Exercise: Write out each entry again. Keep every word exactly as it is.

[Data entries for graphics]
--- Begin ---
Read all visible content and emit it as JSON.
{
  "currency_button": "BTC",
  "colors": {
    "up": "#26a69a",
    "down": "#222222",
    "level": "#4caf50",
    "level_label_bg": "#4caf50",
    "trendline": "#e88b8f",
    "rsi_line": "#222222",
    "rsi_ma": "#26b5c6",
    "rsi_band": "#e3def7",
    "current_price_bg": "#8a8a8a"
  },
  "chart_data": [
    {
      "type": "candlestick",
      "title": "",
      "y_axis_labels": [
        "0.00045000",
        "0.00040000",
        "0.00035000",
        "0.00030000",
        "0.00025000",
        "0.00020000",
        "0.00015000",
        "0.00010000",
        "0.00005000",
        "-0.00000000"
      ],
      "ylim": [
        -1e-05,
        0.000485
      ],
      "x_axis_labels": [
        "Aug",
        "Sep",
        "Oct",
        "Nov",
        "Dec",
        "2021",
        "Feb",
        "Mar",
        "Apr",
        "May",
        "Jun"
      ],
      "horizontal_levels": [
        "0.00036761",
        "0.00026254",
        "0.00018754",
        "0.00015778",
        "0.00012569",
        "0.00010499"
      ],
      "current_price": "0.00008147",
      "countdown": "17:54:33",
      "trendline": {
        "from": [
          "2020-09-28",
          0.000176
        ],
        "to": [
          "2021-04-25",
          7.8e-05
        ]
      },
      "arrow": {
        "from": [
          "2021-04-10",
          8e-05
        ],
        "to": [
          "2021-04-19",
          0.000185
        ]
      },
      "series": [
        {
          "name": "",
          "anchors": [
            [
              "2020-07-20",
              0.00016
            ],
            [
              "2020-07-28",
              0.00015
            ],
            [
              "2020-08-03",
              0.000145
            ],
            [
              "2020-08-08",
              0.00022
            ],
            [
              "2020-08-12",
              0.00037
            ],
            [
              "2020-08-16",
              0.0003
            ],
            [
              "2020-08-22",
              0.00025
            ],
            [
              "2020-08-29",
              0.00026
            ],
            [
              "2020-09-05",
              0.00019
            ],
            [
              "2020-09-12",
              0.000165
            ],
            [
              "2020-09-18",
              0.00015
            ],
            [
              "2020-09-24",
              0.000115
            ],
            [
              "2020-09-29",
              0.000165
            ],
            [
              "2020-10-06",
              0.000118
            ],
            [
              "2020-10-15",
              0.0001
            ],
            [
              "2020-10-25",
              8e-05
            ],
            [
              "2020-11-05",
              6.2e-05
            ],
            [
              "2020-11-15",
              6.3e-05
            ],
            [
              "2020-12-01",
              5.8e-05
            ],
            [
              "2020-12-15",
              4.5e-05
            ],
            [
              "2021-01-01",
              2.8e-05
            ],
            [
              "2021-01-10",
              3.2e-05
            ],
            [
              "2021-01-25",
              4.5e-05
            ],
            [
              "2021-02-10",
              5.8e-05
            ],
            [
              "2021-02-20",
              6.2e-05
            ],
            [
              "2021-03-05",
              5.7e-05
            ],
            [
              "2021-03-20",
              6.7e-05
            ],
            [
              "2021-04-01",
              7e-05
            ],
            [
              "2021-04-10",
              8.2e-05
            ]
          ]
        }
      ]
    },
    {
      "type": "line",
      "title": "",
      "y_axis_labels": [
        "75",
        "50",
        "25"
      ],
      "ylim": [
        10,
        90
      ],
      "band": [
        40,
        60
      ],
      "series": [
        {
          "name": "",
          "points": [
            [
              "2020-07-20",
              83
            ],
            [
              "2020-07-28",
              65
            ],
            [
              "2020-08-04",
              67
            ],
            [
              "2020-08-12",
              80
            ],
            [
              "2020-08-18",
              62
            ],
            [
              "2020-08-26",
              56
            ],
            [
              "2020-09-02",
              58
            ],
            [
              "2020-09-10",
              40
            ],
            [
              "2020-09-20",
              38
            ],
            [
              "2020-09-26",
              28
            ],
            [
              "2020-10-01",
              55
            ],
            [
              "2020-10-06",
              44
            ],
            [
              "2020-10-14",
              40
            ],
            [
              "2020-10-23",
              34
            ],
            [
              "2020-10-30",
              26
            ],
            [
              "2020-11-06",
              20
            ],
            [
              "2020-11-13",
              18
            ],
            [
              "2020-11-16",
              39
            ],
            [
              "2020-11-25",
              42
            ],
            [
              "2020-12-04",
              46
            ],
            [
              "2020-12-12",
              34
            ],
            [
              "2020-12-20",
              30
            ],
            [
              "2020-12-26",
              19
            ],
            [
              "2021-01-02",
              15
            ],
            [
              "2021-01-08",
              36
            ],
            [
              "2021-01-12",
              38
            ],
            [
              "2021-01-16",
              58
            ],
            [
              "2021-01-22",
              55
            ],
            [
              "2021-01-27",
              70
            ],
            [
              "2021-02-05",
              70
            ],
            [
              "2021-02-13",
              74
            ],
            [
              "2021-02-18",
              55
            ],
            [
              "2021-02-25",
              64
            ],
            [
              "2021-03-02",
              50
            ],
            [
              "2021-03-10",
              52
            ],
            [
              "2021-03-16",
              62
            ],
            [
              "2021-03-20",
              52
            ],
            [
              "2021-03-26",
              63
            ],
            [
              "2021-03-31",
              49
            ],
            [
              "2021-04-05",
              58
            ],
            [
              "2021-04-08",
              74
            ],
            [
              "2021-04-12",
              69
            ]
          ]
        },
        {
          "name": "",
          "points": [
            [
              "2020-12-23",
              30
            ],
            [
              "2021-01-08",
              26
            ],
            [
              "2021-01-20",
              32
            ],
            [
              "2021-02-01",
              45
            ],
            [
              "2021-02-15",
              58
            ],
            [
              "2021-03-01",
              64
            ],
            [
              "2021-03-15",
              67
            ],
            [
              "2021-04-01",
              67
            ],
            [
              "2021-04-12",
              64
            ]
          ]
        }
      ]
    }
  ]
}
--- End ---
Reply to the exercise:
Read all visible content and emit it as JSON.
{
  "currency_button": "BTC",
  "colors": {
    "up": "#26a69a",
    "down": "#222222",
    "level": "#4caf50",
    "level_label_bg": "#4caf50",
    "trendline": "#e88b8f",
    "rsi_line": "#222222",
    "rsi_ma": "#26b5c6",
    "rsi_band": "#e3def7",
    "current_price_bg": "#8a8a8a"
  },
  "chart_data": [
    {
      "type": "candlestick",
      "title": "",
      "y_axis_labels": [
        "0.00045000",
        "0.00040000",
        "0.00035000",
        "0.00030000",
        "0.00025000",
        "0.00020000",
        "0.00015000",
        "0.00010000",
        "0.00005000",
        "-0.00000000"
      ],
      "ylim": [
        -1e-05,
        0.000485
      ],
      "x_axis_labels": [
        "Aug",
        "Sep",
        "Oct",
        "Nov",
        "Dec",
        "2021",
        "Feb",
        "Mar",
        "Apr",
        "May",
        "Jun"
      ],
      "horizontal_levels": [
        "0.00036761",
        "0.00026254",
        "0.00018754",
        "0.00015778",
        "0.00012569",
        "0.00010499"
      ],
      "current_price": "0.00008147",
      "countdown": "17:54:33",
      "trendline": {
        "from": [
          "2020-09-28",
          0.000176
        ],
        "to": [
          "2021-04-25",
          7.8e-05
        ]
      },
      "arrow": {
        "from": [
          "2021-04-10",
          8e-05
        ],
        "to": [
          "2021-04-19",
          0.000185
        ]
      },
      "series": [
        {
          "name": "",
          "anchors": [
            [
              "2020-07-20",
              0.00016
            ],
            [
              "2020-07-28",
              0.00015
            ],
            [
              "2020-08-03",
              0.000145
            ],
            [
              "2020-08-08",
              0.00022
            ],
            [
              "2020-08-12",
              0.00037
            ],
            [
              "2020-08-16",
              0.0003
            ],
            [
              "2020-08-22",
              0.00025
            ],
            [
              "2020-08-29",
              0.00026
            ],
            [
              "2020-09-05",
              0.00019
            ],
            [
              "2020-09-12",
              0.000165
            ],
            [
              "2020-09-18",
              0.00015
            ],
            [
              "2020-09-24",
              0.000115
            ],
            [
              "2020-09-29",
              0.000165
            ],
            [
              "2020-10-06",
              0.000118
            ],
            [
              "2020-10-15",
              0.0001
            ],
            [
              "2020-10-25",
              8e-05
            ],
            [
              "2020-11-05",
              6.2e-05
            ],
            [
              "2020-11-15",
              6.3e-05
            ],
            [
              "2020-12-01",
              5.8e-05
            ],
            [
              "2020-12-15",
              4.5e-05
            ],
            [
              "2021-01-01",
              2.8e-05
            ],
            [
              "2021-01-10",
              3.2e-05
            ],
            [
              "2021-01-25",
              4.5e-05
            ],
            [
              "2021-02-10",
              5.8e-05
            ],
            [
              "2021-02-20",
              6.2e-05
            ],
            [
              "2021-03-05",
              5.7e-05
            ],
            [
              "2021-03-20",
              6.7e-05
            ],
            [
              "2021-04-01",
              7e-05
            ],
            [
              "2021-04-10",
              8.2e-05
            ]
          ]
        }
      ]
    },
    {
      "type": "line",
      "title": "",
      "y_axis_labels": [
        "75",
        "50",
        "25"
      ],
      "ylim": [
        10,
        90
      ],
      "band": [
        40,
        60
      ],
      "series": [
        {
          "name": "",
          "points": [
            [
              "2020-07-20",
              83
            ],
            [
              "2020-07-28",
              65
            ],
            [
              "2020-08-04",
              67
            ],
            [
              "2020-08-12",
              80
            ],
            [
              "2020-08-18",
              62
            ],
            [
              "2020-08-26",
              56
            ],
            [
              "2020-09-02",
              58
            ],
            [
              "2020-09-10",
              40
            ],
            [
              "2020-09-20",
              38
            ],
            [
              "2020-09-26",
              28
            ],
            [
              "2020-10-01",
              55
            ],
            [
              "2020-10-06",
              44
            ],
            [
              "2020-10-14",
              40
            ],
            [
              "2020-10-23",
              34
            ],
            [
              "2020-10-30",
              26
            ],
            [
              "2020-11-06",
              20
            ],
            [
              "2020-11-13",
              18
            ],
            [
              "2020-11-16",
              39
            ],
            [
              "2020-11-25",
              42
            ],
            [
              "2020-12-04",
              46
            ],
            [
              "2020-12-12",
              34
            ],
            [
              "2020-12-20",
              30
            ],
            [
              "2020-12-26",
              19
            ],
            [
              "2021-01-02",
              15
            ],
            [
              "2021-01-08",
              36
            ],
            [
              "2021-01-12",
              38
            ],
            [
              "2021-01-16",
              58
            ],
            [
              "2021-01-22",
              55
            ],
            [
              "2021-01-27",
              70
            ],
            [
              "2021-02-05",
              70
            ],
            [
              "2021-02-13",
              74
            ],
            [
              "2021-02-18",
              55
            ],
            [
              "2021-02-25",
              64
            ],
            [
              "2021-03-02",
              50
            ],
            [
              "2021-03-10",
              52
            ],
            [
              "2021-03-16",
              62
            ],
            [
              "2021-03-20",
              52
            ],
            [
              "2021-03-26",
              63
            ],
            [
              "2021-03-31",
              49
            ],
            [
              "2021-04-05",
              58
            ],
            [
              "2021-04-08",
              74
            ],
            [
              "2021-04-12",
              69
            ]
          ]
        },
        {
          "name": "",
          "points": [
            [
              "2020-12-23",
              30
            ],
            [
              "2021-01-08",
              26
            ],
            [
              "2021-01-20",
              32
            ],
            [
              "2021-02-01",
              45
            ],
            [
              "2021-02-15",
              58
            ],
            [
              "2021-03-01",
              64
            ],
            [
              "2021-03-15",
              67
            ],
            [
              "2021-04-01",
              67
            ],
            [
              "2021-04-12",
              64
            ]
          ]
        }
      ]
    }
  ]
}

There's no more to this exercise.